╔══

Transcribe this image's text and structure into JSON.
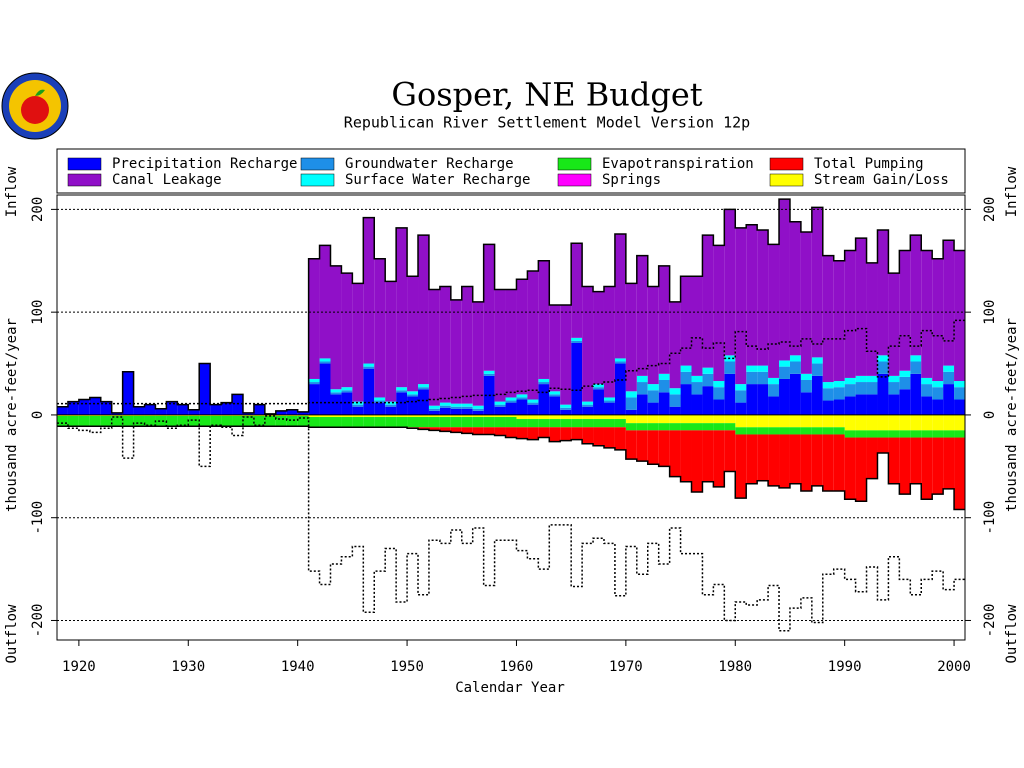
{
  "chart_data": {
    "type": "bar",
    "title": "Gosper, NE Budget",
    "subtitle": "Republican River Settlement Model Version 12p",
    "x_label": "Calendar Year",
    "y_label": "thousand acre-feet/year",
    "inflow_label": "Inflow",
    "outflow_label": "Outflow",
    "x": [
      1918,
      1919,
      1920,
      1921,
      1922,
      1923,
      1924,
      1925,
      1926,
      1927,
      1928,
      1929,
      1930,
      1931,
      1932,
      1933,
      1934,
      1935,
      1936,
      1937,
      1938,
      1939,
      1940,
      1941,
      1942,
      1943,
      1944,
      1945,
      1946,
      1947,
      1948,
      1949,
      1950,
      1951,
      1952,
      1953,
      1954,
      1955,
      1956,
      1957,
      1958,
      1959,
      1960,
      1961,
      1962,
      1963,
      1964,
      1965,
      1966,
      1967,
      1968,
      1969,
      1970,
      1971,
      1972,
      1973,
      1974,
      1975,
      1976,
      1977,
      1978,
      1979,
      1980,
      1981,
      1982,
      1983,
      1984,
      1985,
      1986,
      1987,
      1988,
      1989,
      1990,
      1991,
      1992,
      1993,
      1994,
      1995,
      1996,
      1997,
      1998,
      1999,
      2000
    ],
    "xlim": [
      1918,
      2001
    ],
    "xticks": [
      1920,
      1930,
      1940,
      1950,
      1960,
      1970,
      1980,
      1990,
      2000
    ],
    "ylim": [
      -219,
      214
    ],
    "yticks": [
      -200,
      -100,
      0,
      100,
      200
    ],
    "grid": true,
    "series": [
      {
        "name": "Precipitation Recharge",
        "color": "#0000ff",
        "values": [
          8,
          13,
          15,
          17,
          13,
          2,
          42,
          8,
          10,
          6,
          13,
          10,
          5,
          50,
          10,
          12,
          20,
          2,
          10,
          1,
          4,
          5,
          3,
          30,
          50,
          20,
          22,
          8,
          45,
          12,
          8,
          22,
          18,
          25,
          4,
          7,
          6,
          6,
          4,
          38,
          8,
          12,
          15,
          10,
          30,
          18,
          5,
          70,
          8,
          25,
          12,
          50,
          5,
          20,
          12,
          22,
          8,
          30,
          20,
          28,
          15,
          40,
          12,
          30,
          30,
          18,
          35,
          40,
          22,
          38,
          14,
          15,
          18,
          20,
          20,
          40,
          20,
          25,
          40,
          18,
          15,
          30,
          15
        ]
      },
      {
        "name": "Groundwater Recharge",
        "color": "#1e8fe8",
        "values": [
          0,
          0,
          0,
          0,
          0,
          0,
          0,
          0,
          0,
          0,
          0,
          0,
          0,
          0,
          0,
          0,
          0,
          0,
          0,
          0,
          0,
          0,
          0,
          2,
          2,
          2,
          2,
          2,
          2,
          2,
          2,
          2,
          2,
          2,
          2,
          2,
          2,
          2,
          2,
          2,
          2,
          2,
          2,
          2,
          2,
          2,
          2,
          2,
          2,
          2,
          2,
          2,
          12,
          12,
          12,
          12,
          12,
          12,
          12,
          12,
          12,
          12,
          12,
          12,
          12,
          12,
          12,
          12,
          12,
          12,
          12,
          12,
          12,
          12,
          12,
          12,
          12,
          12,
          12,
          12,
          12,
          12,
          12
        ]
      },
      {
        "name": "Surface Water Recharge",
        "color": "#00ffff",
        "values": [
          0,
          0,
          0,
          0,
          0,
          0,
          0,
          0,
          0,
          0,
          0,
          0,
          0,
          0,
          0,
          0,
          0,
          0,
          0,
          0,
          0,
          0,
          0,
          3,
          3,
          3,
          3,
          3,
          3,
          3,
          3,
          3,
          3,
          3,
          3,
          3,
          3,
          3,
          3,
          3,
          3,
          3,
          3,
          3,
          3,
          3,
          3,
          3,
          3,
          3,
          3,
          3,
          6,
          6,
          6,
          6,
          6,
          6,
          6,
          6,
          6,
          6,
          6,
          6,
          6,
          6,
          6,
          6,
          6,
          6,
          6,
          6,
          6,
          6,
          6,
          6,
          6,
          6,
          6,
          6,
          6,
          6,
          6
        ]
      },
      {
        "name": "Canal Leakage",
        "color": "#9010c8",
        "values": [
          0,
          0,
          0,
          0,
          0,
          0,
          0,
          0,
          0,
          0,
          0,
          0,
          0,
          0,
          0,
          0,
          0,
          0,
          0,
          0,
          0,
          0,
          0,
          117,
          110,
          120,
          111,
          115,
          142,
          135,
          117,
          155,
          112,
          145,
          113,
          113,
          101,
          114,
          101,
          123,
          109,
          105,
          112,
          125,
          115,
          84,
          97,
          92,
          112,
          90,
          108,
          121,
          105,
          117,
          95,
          105,
          84,
          87,
          97,
          129,
          132,
          142,
          152,
          137,
          132,
          130,
          157,
          130,
          138,
          146,
          123,
          117,
          124,
          134,
          110,
          122,
          100,
          117,
          117,
          124,
          119,
          122,
          127
        ]
      },
      {
        "name": "Springs",
        "color": "#ff00ff",
        "values": [
          0,
          0,
          0,
          0,
          0,
          0,
          0,
          0,
          0,
          0,
          0,
          0,
          0,
          0,
          0,
          0,
          0,
          0,
          0,
          0,
          0,
          0,
          0,
          0,
          0,
          0,
          0,
          0,
          0,
          0,
          0,
          0,
          0,
          0,
          0,
          0,
          0,
          0,
          0,
          0,
          0,
          0,
          0,
          0,
          0,
          0,
          0,
          0,
          0,
          0,
          0,
          0,
          0,
          0,
          0,
          0,
          0,
          0,
          0,
          0,
          0,
          0,
          0,
          0,
          0,
          0,
          0,
          0,
          0,
          0,
          0,
          0,
          0,
          0,
          0,
          0,
          0,
          0,
          0,
          0,
          0,
          0,
          0
        ]
      },
      {
        "name": "Stream Gain/Loss",
        "color": "#ffff00",
        "values": [
          -1,
          -1,
          -1,
          -1,
          -1,
          -1,
          -1,
          -1,
          -1,
          -1,
          -1,
          -1,
          -1,
          -1,
          -1,
          -1,
          -1,
          -1,
          -1,
          -1,
          -1,
          -1,
          -1,
          -2,
          -2,
          -2,
          -2,
          -2,
          -2,
          -2,
          -2,
          -2,
          -2,
          -2,
          -2,
          -2,
          -2,
          -2,
          -2,
          -2,
          -2,
          -2,
          -4,
          -4,
          -4,
          -4,
          -4,
          -4,
          -4,
          -4,
          -4,
          -4,
          -8,
          -8,
          -8,
          -8,
          -8,
          -8,
          -8,
          -8,
          -8,
          -8,
          -12,
          -12,
          -12,
          -12,
          -12,
          -12,
          -12,
          -12,
          -12,
          -12,
          -15,
          -15,
          -15,
          -15,
          -15,
          -15,
          -15,
          -15,
          -15,
          -15,
          -15
        ]
      },
      {
        "name": "Evapotranspiration",
        "color": "#18e818",
        "values": [
          -10,
          -10,
          -10,
          -10,
          -10,
          -10,
          -10,
          -10,
          -10,
          -10,
          -10,
          -10,
          -10,
          -10,
          -10,
          -10,
          -10,
          -10,
          -10,
          -10,
          -10,
          -10,
          -10,
          -10,
          -10,
          -10,
          -10,
          -10,
          -10,
          -10,
          -10,
          -10,
          -10,
          -10,
          -10,
          -10,
          -10,
          -10,
          -10,
          -10,
          -10,
          -10,
          -8,
          -8,
          -8,
          -8,
          -8,
          -8,
          -8,
          -8,
          -8,
          -8,
          -7,
          -7,
          -7,
          -7,
          -7,
          -7,
          -7,
          -7,
          -7,
          -7,
          -7,
          -7,
          -7,
          -7,
          -7,
          -7,
          -7,
          -7,
          -7,
          -7,
          -7,
          -7,
          -7,
          -7,
          -7,
          -7,
          -7,
          -7,
          -7,
          -7,
          -7
        ]
      },
      {
        "name": "Total Pumping",
        "color": "#ff0000",
        "values": [
          0,
          0,
          0,
          0,
          0,
          0,
          0,
          0,
          0,
          0,
          0,
          0,
          0,
          0,
          0,
          0,
          0,
          0,
          0,
          0,
          0,
          0,
          0,
          0,
          0,
          0,
          0,
          0,
          0,
          0,
          0,
          0,
          -1,
          -2,
          -3,
          -4,
          -5,
          -6,
          -7,
          -7,
          -8,
          -10,
          -11,
          -12,
          -10,
          -14,
          -13,
          -12,
          -16,
          -18,
          -20,
          -22,
          -28,
          -30,
          -33,
          -35,
          -45,
          -50,
          -60,
          -50,
          -55,
          -40,
          -62,
          -48,
          -45,
          -50,
          -52,
          -48,
          -55,
          -50,
          -55,
          -55,
          -60,
          -62,
          -40,
          -15,
          -45,
          -55,
          -45,
          -60,
          -55,
          -50,
          -70
        ]
      }
    ]
  }
}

╚══

[DIRECTION]
What count of lines in the listing contain the word "name"? Reply with the number only.

[REPLY]
8